◆ REQUIRED WORK
Find the lines with the string "author" and return them.

— Start of DATA FOR THIS EXERCISE —

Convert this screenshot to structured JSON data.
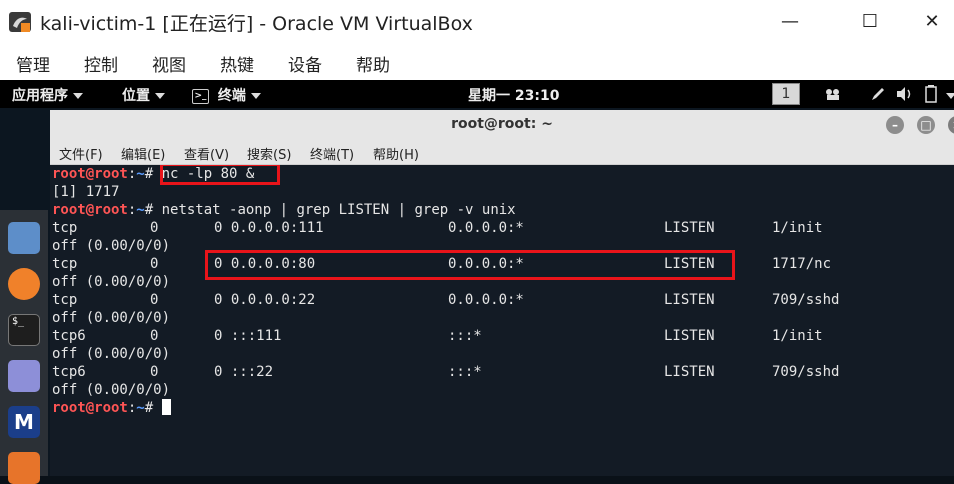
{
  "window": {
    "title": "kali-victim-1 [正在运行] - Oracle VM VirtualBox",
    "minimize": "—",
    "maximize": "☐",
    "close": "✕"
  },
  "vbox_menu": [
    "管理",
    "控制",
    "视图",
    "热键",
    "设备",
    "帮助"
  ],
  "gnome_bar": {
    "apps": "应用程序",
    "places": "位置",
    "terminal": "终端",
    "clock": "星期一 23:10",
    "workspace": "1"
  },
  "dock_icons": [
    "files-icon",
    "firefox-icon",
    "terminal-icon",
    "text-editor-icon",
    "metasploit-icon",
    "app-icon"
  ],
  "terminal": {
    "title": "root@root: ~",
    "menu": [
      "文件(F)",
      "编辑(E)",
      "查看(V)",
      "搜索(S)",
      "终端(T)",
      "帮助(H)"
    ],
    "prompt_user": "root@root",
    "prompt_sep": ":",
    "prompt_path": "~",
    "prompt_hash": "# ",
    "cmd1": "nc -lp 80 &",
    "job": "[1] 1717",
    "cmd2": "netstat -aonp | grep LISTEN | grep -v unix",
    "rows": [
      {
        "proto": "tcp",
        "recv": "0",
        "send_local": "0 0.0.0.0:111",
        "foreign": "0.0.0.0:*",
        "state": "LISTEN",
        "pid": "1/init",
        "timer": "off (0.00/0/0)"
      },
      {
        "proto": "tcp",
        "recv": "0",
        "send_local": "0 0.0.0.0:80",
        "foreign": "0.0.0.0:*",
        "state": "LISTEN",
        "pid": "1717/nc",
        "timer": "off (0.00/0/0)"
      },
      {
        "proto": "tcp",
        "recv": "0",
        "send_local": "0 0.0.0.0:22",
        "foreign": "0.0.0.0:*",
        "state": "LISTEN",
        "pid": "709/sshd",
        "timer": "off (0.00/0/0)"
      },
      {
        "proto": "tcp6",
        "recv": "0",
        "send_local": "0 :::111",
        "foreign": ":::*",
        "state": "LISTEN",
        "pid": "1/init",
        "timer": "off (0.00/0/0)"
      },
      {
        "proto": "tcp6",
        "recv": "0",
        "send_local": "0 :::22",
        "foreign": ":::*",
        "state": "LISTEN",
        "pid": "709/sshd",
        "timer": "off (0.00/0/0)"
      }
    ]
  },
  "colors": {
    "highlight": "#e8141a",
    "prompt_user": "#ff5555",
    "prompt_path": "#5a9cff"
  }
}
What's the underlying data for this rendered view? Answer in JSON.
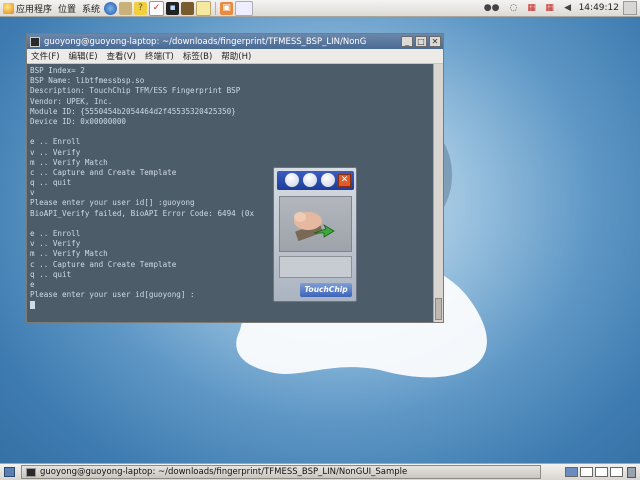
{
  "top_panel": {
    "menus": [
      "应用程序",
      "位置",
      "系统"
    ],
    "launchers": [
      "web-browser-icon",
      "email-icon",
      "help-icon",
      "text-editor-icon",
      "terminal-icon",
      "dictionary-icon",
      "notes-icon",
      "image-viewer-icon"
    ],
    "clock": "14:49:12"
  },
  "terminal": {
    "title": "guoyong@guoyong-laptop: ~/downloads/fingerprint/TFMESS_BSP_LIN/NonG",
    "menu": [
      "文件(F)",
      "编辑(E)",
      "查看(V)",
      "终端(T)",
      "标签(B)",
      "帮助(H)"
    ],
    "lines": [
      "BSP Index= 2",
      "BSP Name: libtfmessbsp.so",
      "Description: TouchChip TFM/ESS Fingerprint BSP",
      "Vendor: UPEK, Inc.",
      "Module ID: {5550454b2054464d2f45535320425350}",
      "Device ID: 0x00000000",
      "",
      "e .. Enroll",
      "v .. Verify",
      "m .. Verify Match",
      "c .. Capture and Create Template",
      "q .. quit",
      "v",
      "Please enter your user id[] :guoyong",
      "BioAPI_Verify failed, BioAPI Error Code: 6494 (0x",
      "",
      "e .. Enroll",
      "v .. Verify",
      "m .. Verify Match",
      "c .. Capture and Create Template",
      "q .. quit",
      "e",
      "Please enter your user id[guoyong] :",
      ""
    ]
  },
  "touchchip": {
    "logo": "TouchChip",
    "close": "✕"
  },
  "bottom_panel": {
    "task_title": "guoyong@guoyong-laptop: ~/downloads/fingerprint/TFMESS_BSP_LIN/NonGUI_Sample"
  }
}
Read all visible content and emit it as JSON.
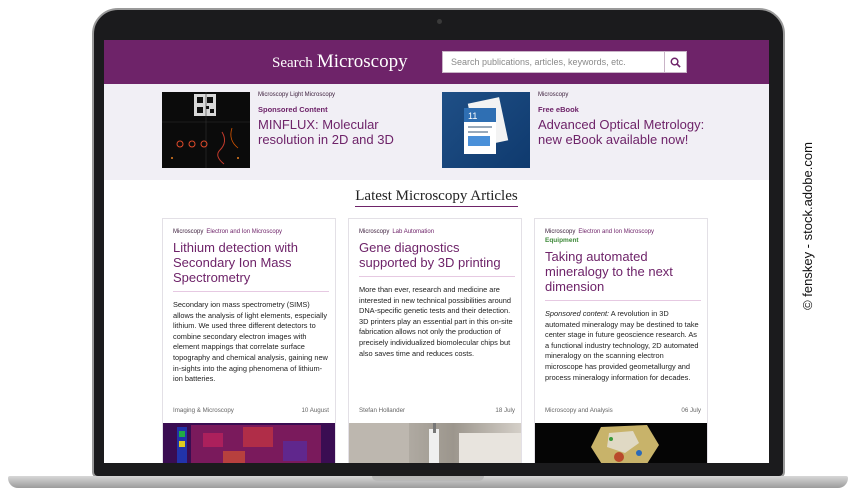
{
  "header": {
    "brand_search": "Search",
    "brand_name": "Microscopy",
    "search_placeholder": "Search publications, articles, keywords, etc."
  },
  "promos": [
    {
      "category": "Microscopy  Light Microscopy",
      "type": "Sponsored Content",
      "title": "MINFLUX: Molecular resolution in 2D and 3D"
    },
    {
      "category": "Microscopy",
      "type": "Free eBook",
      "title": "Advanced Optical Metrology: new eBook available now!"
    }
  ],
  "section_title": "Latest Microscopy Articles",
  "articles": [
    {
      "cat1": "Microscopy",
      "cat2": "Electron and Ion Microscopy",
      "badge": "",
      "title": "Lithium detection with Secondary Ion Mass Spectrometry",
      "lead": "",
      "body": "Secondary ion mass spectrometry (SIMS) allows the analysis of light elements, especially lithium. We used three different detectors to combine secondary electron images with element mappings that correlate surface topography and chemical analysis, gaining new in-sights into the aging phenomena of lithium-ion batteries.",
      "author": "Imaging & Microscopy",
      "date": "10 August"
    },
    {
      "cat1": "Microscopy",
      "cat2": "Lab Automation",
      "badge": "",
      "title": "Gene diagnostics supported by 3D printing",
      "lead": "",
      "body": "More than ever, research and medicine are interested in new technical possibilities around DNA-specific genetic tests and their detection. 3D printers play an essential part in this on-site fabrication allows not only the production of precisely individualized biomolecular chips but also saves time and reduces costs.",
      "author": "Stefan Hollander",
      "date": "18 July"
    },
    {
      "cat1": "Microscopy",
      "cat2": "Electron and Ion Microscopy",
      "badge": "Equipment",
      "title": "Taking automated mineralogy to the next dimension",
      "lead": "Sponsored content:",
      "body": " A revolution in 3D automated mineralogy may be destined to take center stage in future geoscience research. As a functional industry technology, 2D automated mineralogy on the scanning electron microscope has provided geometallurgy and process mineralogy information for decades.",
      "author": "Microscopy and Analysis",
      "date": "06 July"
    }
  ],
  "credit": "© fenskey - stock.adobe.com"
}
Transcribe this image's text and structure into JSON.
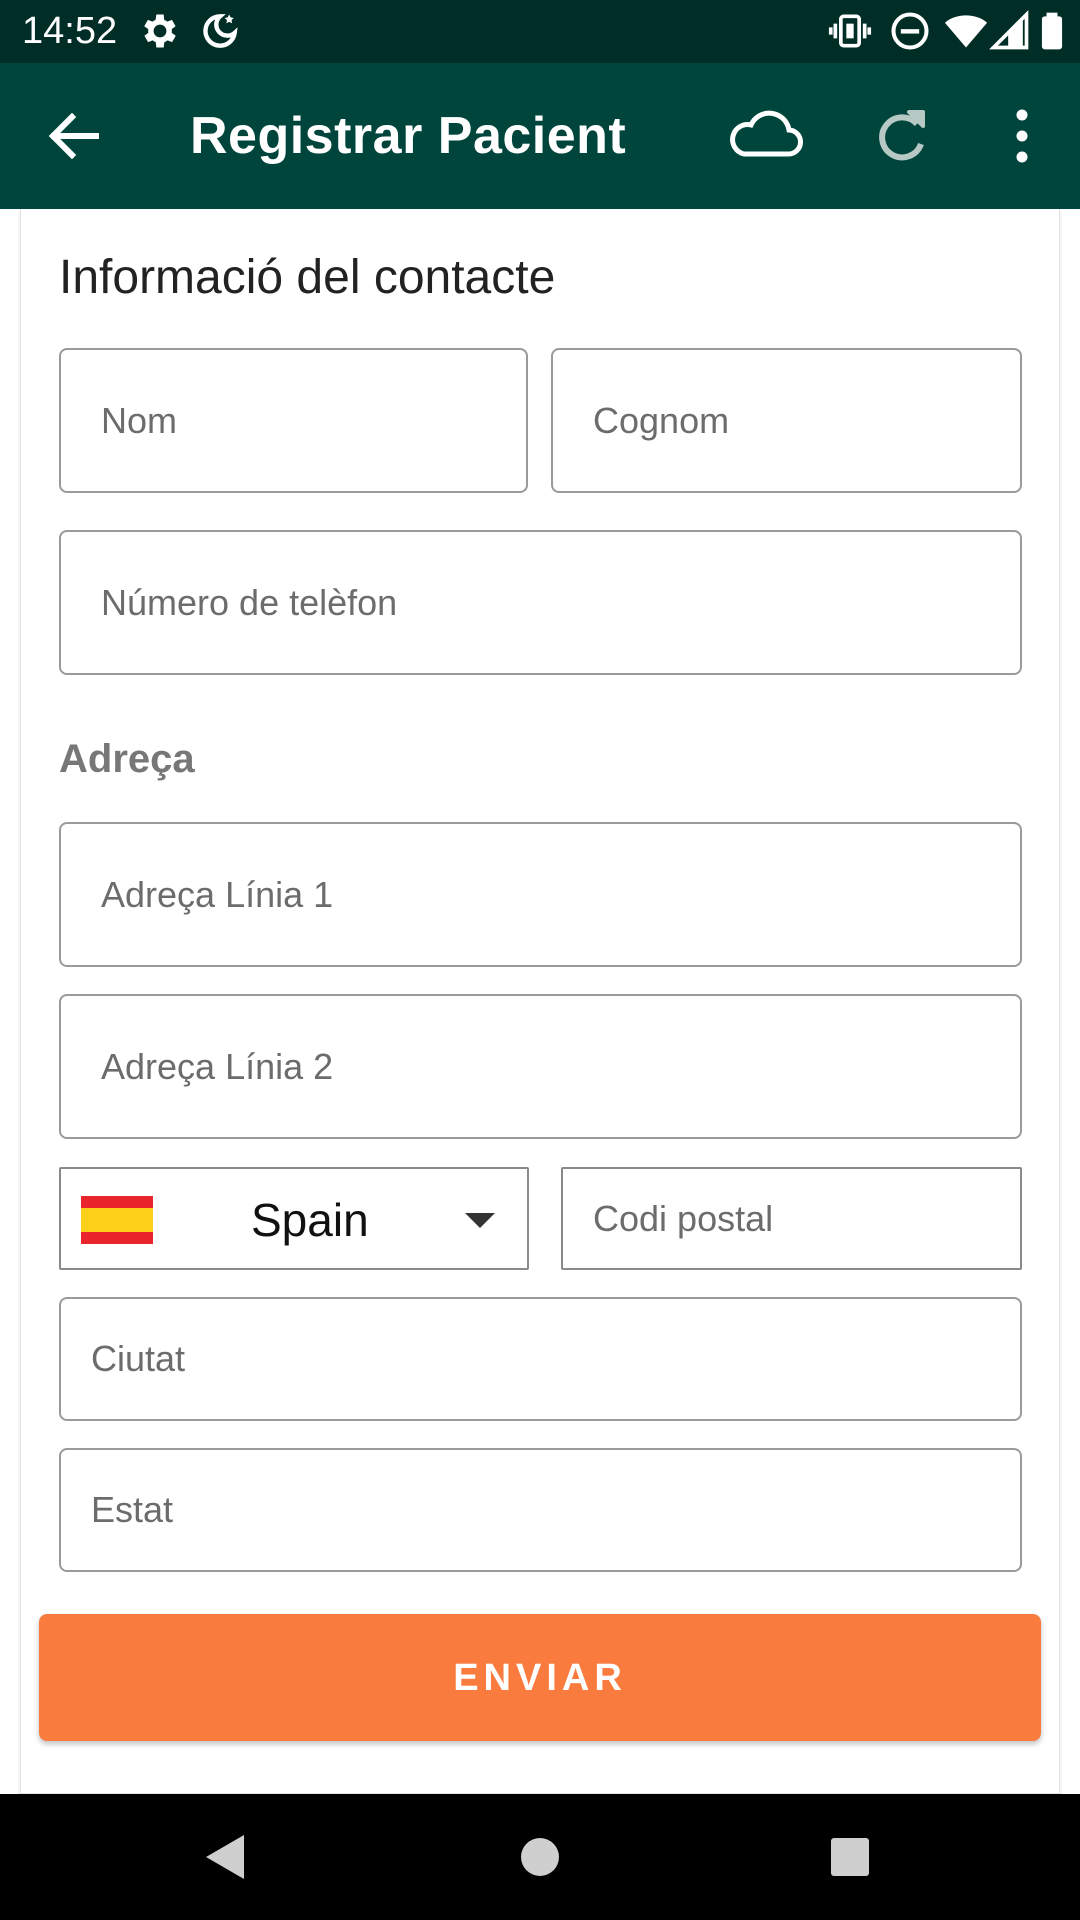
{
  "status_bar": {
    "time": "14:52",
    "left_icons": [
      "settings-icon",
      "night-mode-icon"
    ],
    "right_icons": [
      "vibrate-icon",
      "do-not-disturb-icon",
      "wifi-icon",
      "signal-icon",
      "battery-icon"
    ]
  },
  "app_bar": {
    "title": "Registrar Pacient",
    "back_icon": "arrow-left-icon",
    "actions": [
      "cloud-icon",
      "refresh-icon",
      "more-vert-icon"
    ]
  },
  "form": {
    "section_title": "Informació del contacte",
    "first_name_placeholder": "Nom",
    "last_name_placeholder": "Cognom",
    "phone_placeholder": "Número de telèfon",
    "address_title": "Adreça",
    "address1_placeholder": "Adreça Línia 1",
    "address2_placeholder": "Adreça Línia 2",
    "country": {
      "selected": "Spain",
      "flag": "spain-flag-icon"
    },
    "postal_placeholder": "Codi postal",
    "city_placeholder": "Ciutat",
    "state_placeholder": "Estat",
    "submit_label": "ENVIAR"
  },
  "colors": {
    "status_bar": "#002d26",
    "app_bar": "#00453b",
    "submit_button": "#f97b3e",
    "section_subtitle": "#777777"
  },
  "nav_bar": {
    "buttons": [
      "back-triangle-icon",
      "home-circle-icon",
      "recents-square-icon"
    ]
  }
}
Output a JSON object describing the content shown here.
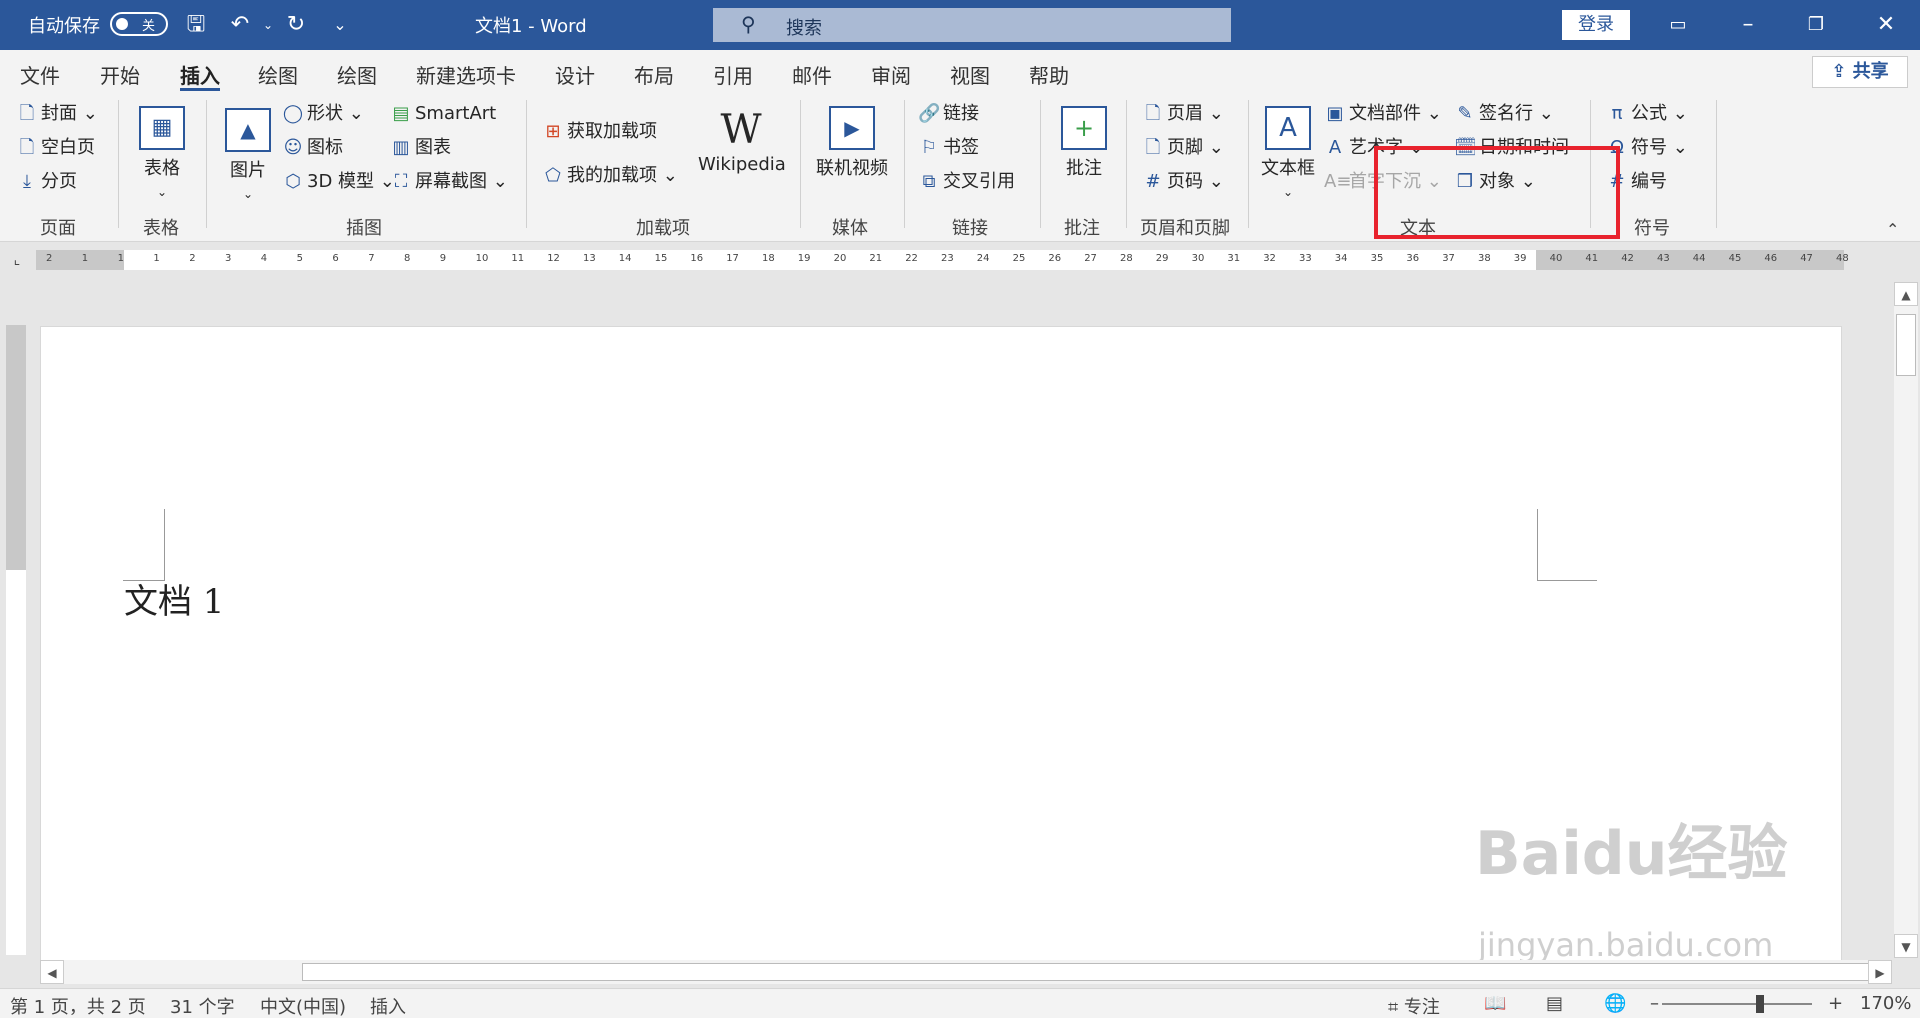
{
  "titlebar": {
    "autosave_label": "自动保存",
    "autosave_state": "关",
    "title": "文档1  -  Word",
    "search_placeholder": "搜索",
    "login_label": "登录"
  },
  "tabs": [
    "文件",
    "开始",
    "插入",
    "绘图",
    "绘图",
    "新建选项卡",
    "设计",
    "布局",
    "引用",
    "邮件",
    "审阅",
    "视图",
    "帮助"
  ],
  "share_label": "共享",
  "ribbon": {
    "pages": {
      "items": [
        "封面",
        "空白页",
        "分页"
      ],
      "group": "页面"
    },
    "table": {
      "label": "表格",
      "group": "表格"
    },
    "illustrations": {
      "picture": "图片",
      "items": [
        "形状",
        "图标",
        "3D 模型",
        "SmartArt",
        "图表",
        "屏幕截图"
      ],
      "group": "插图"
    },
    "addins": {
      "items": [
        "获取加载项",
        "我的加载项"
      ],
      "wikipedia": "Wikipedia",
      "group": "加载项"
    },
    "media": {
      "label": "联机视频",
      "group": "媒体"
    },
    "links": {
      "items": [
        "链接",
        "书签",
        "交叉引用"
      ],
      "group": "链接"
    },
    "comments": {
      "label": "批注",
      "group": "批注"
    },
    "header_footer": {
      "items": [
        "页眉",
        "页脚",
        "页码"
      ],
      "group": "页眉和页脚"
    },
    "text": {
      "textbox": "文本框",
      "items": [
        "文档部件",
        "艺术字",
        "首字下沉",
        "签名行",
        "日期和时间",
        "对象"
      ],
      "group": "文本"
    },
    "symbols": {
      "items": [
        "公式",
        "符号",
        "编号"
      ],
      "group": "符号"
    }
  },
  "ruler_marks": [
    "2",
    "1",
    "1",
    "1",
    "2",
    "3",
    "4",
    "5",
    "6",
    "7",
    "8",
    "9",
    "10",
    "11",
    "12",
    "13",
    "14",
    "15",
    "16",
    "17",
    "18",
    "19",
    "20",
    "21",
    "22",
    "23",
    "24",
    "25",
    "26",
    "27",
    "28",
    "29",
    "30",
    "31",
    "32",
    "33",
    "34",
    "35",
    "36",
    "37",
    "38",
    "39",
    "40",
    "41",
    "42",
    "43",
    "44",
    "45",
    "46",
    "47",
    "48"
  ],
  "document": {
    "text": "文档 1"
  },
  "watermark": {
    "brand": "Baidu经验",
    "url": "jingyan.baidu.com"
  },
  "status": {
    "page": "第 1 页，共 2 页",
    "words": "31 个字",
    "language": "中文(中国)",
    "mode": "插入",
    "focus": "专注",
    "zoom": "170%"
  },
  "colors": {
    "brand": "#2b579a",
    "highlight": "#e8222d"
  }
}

— End of DATA FOR THIS EXERCISE —

◆ RIGHT ANSWER
      "author": "Imaging & Microscopy",
      "author": "Stefan Hollander",
      "author": "Microscopy and Analysis",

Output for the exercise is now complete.